Leaving out every picture, quote the data below exactly as it appears.

+-------+

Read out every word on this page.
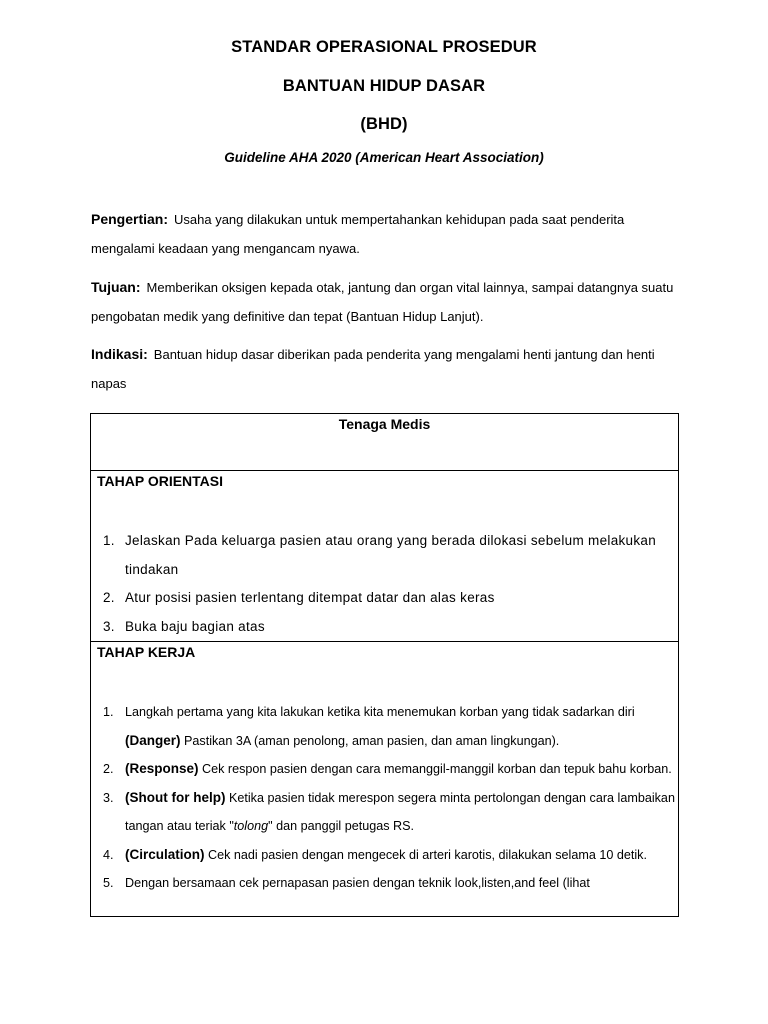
STANDAR OPERASIONAL PROSEDUR
BANTUAN HIDUP DASAR
(BHD)
Guideline AHA 2020 (American Heart Association)
Pengertian: Usaha yang dilakukan untuk mempertahankan kehidupan pada saat penderita mengalami keadaan yang mengancam nyawa.
Tujuan: Memberikan oksigen kepada otak, jantung dan organ vital lainnya, sampai datangnya suatu pengobatan medik yang definitive dan tepat (Bantuan Hidup Lanjut).
Indikasi: Bantuan hidup dasar diberikan pada penderita yang mengalami henti jantung dan henti napas
Tenaga Medis

TAHAP ORIENTASI
1. Jelaskan Pada keluarga pasien atau orang yang berada dilokasi sebelum melakukan tindakan
2. Atur posisi pasien terlentang ditempat datar dan alas keras
3. Buka baju bagian atas

TAHAP KERJA
1. Langkah pertama yang kita lakukan ketika kita menemukan korban yang tidak sadarkan diri (Danger) Pastikan 3A (aman penolong, aman pasien, dan aman lingkungan).
2. (Response) Cek respon pasien dengan cara memanggil-manggil korban dan tepuk bahu korban.
3. (Shout for help) Ketika pasien tidak merespon segera minta pertolongan dengan cara lambaikan tangan atau teriak "tolong" dan panggil petugas RS.
4. (Circulation) Cek nadi pasien dengan mengecek di arteri karotis, dilakukan selama 10 detik.
5. Dengan bersamaan cek pernapasan pasien dengan teknik look,listen,and feel (lihat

+-------+

FULL SOLUTION:
Read out every word on this page.
STANDAR OPERASIONAL PROSEDUR
BANTUAN HIDUP DASAR
(BHD)
Guideline AHA 2020 (American Heart Association)
Pengertian: Usaha yang dilakukan untuk mempertahankan kehidupan pada saat penderita mengalami keadaan yang mengancam nyawa.
Tujuan: Memberikan oksigen kepada otak, jantung dan organ vital lainnya, sampai datangnya suatu pengobatan medik yang definitive dan tepat (Bantuan Hidup Lanjut).
Indikasi: Bantuan hidup dasar diberikan pada penderita yang mengalami henti jantung dan henti napas
Tenaga Medis

TAHAP ORIENTASI
1. Jelaskan Pada keluarga pasien atau orang yang berada dilokasi sebelum melakukan tindakan
2. Atur posisi pasien terlentang ditempat datar dan alas keras
3. Buka baju bagian atas

TAHAP KERJA
1. Langkah pertama yang kita lakukan ketika kita menemukan korban yang tidak sadarkan diri (Danger) Pastikan 3A (aman penolong, aman pasien, dan aman lingkungan).
2. (Response) Cek respon pasien dengan cara memanggil-manggil korban dan tepuk bahu korban.
3. (Shout for help) Ketika pasien tidak merespon segera minta pertolongan dengan cara lambaikan tangan atau teriak "tolong" dan panggil petugas RS.
4. (Circulation) Cek nadi pasien dengan mengecek di arteri karotis, dilakukan selama 10 detik.
5. Dengan bersamaan cek pernapasan pasien dengan teknik look,listen,and feel (lihat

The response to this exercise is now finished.